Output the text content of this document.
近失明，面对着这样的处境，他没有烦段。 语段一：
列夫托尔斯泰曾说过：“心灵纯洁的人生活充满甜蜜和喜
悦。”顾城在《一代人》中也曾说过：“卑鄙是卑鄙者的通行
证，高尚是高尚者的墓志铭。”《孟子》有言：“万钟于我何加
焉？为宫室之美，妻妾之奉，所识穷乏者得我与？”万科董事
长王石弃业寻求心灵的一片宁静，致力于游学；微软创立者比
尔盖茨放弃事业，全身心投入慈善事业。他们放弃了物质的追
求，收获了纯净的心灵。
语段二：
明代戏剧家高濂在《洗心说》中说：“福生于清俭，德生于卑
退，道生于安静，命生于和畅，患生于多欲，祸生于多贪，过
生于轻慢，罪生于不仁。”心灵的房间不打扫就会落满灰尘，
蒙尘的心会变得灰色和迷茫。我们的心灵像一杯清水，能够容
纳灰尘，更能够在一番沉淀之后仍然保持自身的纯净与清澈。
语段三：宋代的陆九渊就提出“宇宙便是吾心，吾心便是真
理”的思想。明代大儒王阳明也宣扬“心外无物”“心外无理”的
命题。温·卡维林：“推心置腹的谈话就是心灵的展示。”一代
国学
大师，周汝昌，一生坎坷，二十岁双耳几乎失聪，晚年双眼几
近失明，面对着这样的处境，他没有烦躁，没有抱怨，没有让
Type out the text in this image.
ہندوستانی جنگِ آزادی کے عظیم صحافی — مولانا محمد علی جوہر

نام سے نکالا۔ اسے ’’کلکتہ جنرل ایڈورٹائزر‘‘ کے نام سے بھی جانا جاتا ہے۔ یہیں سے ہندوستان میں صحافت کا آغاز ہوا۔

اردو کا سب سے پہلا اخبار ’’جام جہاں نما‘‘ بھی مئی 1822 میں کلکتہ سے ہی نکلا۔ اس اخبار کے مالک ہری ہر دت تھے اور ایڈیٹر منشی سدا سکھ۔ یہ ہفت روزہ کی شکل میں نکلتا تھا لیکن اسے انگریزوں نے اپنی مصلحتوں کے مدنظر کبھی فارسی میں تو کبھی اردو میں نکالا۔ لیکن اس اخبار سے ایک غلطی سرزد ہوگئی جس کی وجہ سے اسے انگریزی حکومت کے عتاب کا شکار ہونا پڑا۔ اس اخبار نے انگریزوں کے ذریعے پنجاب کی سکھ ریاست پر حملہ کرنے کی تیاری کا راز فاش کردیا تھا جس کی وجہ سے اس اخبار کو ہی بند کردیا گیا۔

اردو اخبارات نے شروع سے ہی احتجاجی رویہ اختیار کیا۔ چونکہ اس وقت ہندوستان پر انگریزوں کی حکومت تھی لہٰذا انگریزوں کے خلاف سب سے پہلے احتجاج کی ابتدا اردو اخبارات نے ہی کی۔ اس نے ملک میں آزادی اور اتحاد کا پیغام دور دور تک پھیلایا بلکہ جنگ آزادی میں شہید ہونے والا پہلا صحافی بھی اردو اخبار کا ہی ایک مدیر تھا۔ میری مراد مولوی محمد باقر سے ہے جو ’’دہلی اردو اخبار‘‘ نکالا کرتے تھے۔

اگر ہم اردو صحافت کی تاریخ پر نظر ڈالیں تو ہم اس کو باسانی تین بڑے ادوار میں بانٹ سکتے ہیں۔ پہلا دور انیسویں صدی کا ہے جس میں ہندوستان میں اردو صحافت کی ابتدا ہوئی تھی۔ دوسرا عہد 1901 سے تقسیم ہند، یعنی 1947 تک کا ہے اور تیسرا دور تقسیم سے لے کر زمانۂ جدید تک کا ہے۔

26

# WORK REQUIRED:
Print the listing above in its entirety, with every line exact.

# THE COMPLETED TASK:
Output the text content of this document.
近失明，面对着这样的处境，他没有烦段。 语段一：
列夫托尔斯泰曾说过：“心灵纯洁的人生活充满甜蜜和喜
悦。”顾城在《一代人》中也曾说过：“卑鄙是卑鄙者的通行
证，高尚是高尚者的墓志铭。”《孟子》有言：“万钟于我何加
焉？为宫室之美，妻妾之奉，所识穷乏者得我与？”万科董事
长王石弃业寻求心灵的一片宁静，致力于游学；微软创立者比
尔盖茨放弃事业，全身心投入慈善事业。他们放弃了物质的追
求，收获了纯净的心灵。
语段二：
明代戏剧家高濂在《洗心说》中说：“福生于清俭，德生于卑
退，道生于安静，命生于和畅，患生于多欲，祸生于多贪，过
生于轻慢，罪生于不仁。”心灵的房间不打扫就会落满灰尘，
蒙尘的心会变得灰色和迷茫。我们的心灵像一杯清水，能够容
纳灰尘，更能够在一番沉淀之后仍然保持自身的纯净与清澈。
语段三：宋代的陆九渊就提出“宇宙便是吾心，吾心便是真
理”的思想。明代大儒王阳明也宣扬“心外无物”“心外无理”的
命题。温·卡维林：“推心置腹的谈话就是心灵的展示。”一代
国学
大师，周汝昌，一生坎坷，二十岁双耳几乎失聪，晚年双眼几
近失明，面对着这样的处境，他没有烦躁，没有抱怨，没有让
Type out the text in this image.
ہندوستانی جنگِ آزادی کے عظیم صحافی — مولانا محمد علی جوہر

نام سے نکالا۔ اسے ’’کلکتہ جنرل ایڈورٹائزر‘‘ کے نام سے بھی جانا جاتا ہے۔ یہیں سے ہندوستان میں صحافت کا آغاز ہوا۔

اردو کا سب سے پہلا اخبار ’’جام جہاں نما‘‘ بھی مئی 1822 میں کلکتہ سے ہی نکلا۔ اس اخبار کے مالک ہری ہر دت تھے اور ایڈیٹر منشی سدا سکھ۔ یہ ہفت روزہ کی شکل میں نکلتا تھا لیکن اسے انگریزوں نے اپنی مصلحتوں کے مدنظر کبھی فارسی میں تو کبھی اردو میں نکالا۔ لیکن اس اخبار سے ایک غلطی سرزد ہوگئی جس کی وجہ سے اسے انگریزی حکومت کے عتاب کا شکار ہونا پڑا۔ اس اخبار نے انگریزوں کے ذریعے پنجاب کی سکھ ریاست پر حملہ کرنے کی تیاری کا راز فاش کردیا تھا جس کی وجہ سے اس اخبار کو ہی بند کردیا گیا۔

اردو اخبارات نے شروع سے ہی احتجاجی رویہ اختیار کیا۔ چونکہ اس وقت ہندوستان پر انگریزوں کی حکومت تھی لہٰذا انگریزوں کے خلاف سب سے پہلے احتجاج کی ابتدا اردو اخبارات نے ہی کی۔ اس نے ملک میں آزادی اور اتحاد کا پیغام دور دور تک پھیلایا بلکہ جنگ آزادی میں شہید ہونے والا پہلا صحافی بھی اردو اخبار کا ہی ایک مدیر تھا۔ میری مراد مولوی محمد باقر سے ہے جو ’’دہلی اردو اخبار‘‘ نکالا کرتے تھے۔

اگر ہم اردو صحافت کی تاریخ پر نظر ڈالیں تو ہم اس کو باسانی تین بڑے ادوار میں بانٹ سکتے ہیں۔ پہلا دور انیسویں صدی کا ہے جس میں ہندوستان میں اردو صحافت کی ابتدا ہوئی تھی۔ دوسرا عہد 1901 سے تقسیم ہند، یعنی 1947 تک کا ہے اور تیسرا دور تقسیم سے لے کر زمانۂ جدید تک کا ہے۔

26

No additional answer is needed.